— begin Given records —

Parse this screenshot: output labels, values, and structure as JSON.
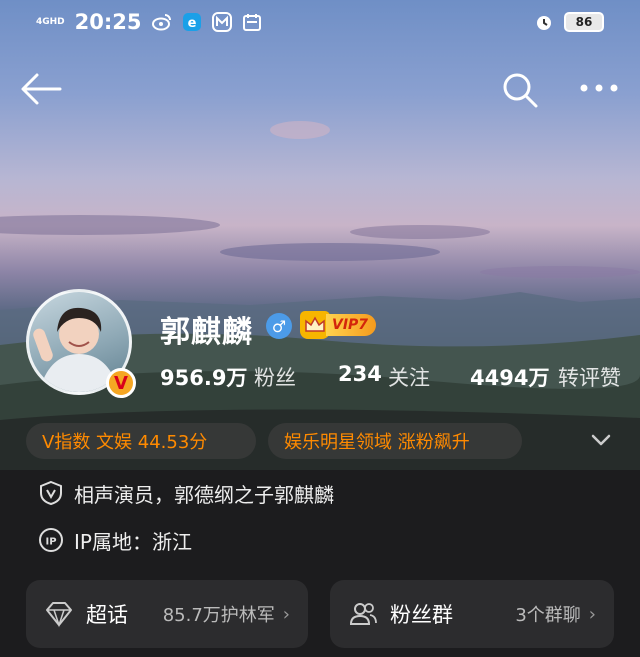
{
  "status_bar": {
    "network": "4GHD",
    "time": "20:25",
    "battery": "86",
    "icons": [
      "weibo-icon",
      "app-e-icon",
      "app-m-icon",
      "calendar-icon",
      "alarm-icon"
    ]
  },
  "topbar": {
    "icons": [
      "back-arrow-icon",
      "search-icon",
      "more-icon"
    ]
  },
  "profile": {
    "name": "郭麒麟",
    "gender_symbol": "♂",
    "vip_label": "VIP7",
    "verified_mark": "V",
    "stats": [
      {
        "value": "956.9万",
        "label": "粉丝"
      },
      {
        "value": "234",
        "label": "关注"
      },
      {
        "value": "4494万",
        "label": "转评赞"
      }
    ]
  },
  "tags": [
    "V指数 文娱 44.53分",
    "娱乐明星领域 涨粉飙升"
  ],
  "info": {
    "description": "相声演员，郭德纲之子郭麒麟",
    "ip_location": "IP属地：浙江"
  },
  "cards": [
    {
      "title": "超话",
      "value": "85.7万护林军",
      "arrow": "›",
      "icon": "diamond-icon"
    },
    {
      "title": "粉丝群",
      "value": "3个群聊",
      "arrow": "›",
      "icon": "group-icon"
    }
  ],
  "colors": {
    "accent_orange": "#ff8a00",
    "background": "#1c1c1e",
    "card": "#2c2c2e",
    "gender_blue": "#4c9be8"
  }
}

— end Given records —

> **The task**
Pictures are to be left out; all else in the entries above is to be quoted exactly.

> **Exercise response**
Parse this screenshot: output labels, values, and structure as JSON.
{
  "status_bar": {
    "network": "4GHD",
    "time": "20:25",
    "battery": "86",
    "icons": [
      "weibo-icon",
      "app-e-icon",
      "app-m-icon",
      "calendar-icon",
      "alarm-icon"
    ]
  },
  "topbar": {
    "icons": [
      "back-arrow-icon",
      "search-icon",
      "more-icon"
    ]
  },
  "profile": {
    "name": "郭麒麟",
    "gender_symbol": "♂",
    "vip_label": "VIP7",
    "verified_mark": "V",
    "stats": [
      {
        "value": "956.9万",
        "label": "粉丝"
      },
      {
        "value": "234",
        "label": "关注"
      },
      {
        "value": "4494万",
        "label": "转评赞"
      }
    ]
  },
  "tags": [
    "V指数 文娱 44.53分",
    "娱乐明星领域 涨粉飙升"
  ],
  "info": {
    "description": "相声演员，郭德纲之子郭麒麟",
    "ip_location": "IP属地：浙江"
  },
  "cards": [
    {
      "title": "超话",
      "value": "85.7万护林军",
      "arrow": "›",
      "icon": "diamond-icon"
    },
    {
      "title": "粉丝群",
      "value": "3个群聊",
      "arrow": "›",
      "icon": "group-icon"
    }
  ],
  "colors": {
    "accent_orange": "#ff8a00",
    "background": "#1c1c1e",
    "card": "#2c2c2e",
    "gender_blue": "#4c9be8"
  }
}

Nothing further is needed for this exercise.